start Exercise input

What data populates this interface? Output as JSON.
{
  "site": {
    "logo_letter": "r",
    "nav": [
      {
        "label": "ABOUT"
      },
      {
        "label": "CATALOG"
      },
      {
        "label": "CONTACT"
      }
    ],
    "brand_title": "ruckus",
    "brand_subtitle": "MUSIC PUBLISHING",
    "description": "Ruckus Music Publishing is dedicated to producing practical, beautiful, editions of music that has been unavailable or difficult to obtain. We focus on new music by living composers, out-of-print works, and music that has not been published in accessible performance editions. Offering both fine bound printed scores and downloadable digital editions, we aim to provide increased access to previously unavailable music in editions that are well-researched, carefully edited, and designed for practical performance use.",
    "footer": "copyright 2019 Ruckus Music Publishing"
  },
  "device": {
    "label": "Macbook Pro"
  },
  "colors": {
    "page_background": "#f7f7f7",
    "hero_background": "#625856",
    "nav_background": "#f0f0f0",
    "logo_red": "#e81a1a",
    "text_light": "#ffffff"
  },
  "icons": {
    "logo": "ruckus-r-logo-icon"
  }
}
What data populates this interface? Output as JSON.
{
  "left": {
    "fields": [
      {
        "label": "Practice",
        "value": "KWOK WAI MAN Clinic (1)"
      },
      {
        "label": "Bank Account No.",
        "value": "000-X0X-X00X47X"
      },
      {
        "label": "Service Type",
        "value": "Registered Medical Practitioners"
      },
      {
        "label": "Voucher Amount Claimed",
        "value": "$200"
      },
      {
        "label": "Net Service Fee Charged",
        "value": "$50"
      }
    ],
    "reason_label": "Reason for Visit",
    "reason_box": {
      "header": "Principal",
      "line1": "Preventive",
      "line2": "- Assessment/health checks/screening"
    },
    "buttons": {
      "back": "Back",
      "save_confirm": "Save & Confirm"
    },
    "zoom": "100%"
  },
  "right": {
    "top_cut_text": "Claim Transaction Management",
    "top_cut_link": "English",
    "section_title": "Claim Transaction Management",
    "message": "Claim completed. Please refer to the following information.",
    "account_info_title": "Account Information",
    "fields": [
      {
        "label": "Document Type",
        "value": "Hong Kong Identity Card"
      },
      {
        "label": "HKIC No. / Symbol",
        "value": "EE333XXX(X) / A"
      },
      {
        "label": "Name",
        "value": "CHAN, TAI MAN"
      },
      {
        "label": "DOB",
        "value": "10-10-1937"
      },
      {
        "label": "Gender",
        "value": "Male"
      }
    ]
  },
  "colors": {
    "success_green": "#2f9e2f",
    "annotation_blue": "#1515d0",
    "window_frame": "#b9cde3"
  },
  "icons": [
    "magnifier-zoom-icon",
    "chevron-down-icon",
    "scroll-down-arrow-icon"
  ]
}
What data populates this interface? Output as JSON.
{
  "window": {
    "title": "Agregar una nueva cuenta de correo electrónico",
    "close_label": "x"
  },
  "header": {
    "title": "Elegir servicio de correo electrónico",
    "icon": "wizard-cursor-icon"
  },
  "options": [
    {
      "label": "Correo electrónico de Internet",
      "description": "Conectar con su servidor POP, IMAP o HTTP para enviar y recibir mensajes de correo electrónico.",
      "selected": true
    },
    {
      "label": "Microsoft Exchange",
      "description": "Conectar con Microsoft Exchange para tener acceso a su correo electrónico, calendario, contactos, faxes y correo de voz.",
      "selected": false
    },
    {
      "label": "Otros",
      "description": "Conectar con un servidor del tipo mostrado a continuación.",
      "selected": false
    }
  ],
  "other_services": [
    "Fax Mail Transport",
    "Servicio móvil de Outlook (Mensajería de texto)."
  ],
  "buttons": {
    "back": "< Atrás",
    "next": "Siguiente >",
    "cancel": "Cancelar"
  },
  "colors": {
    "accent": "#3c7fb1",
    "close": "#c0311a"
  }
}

end Exercise input

Task brief
Using the material above, copy every line in which the string "Microsoft" occurs.

Answer to this task
      "label": "Microsoft Exchange",
      "description": "Conectar con Microsoft Exchange para tener acceso a su correo electrónico, calendario, contactos, faxes y correo de voz.",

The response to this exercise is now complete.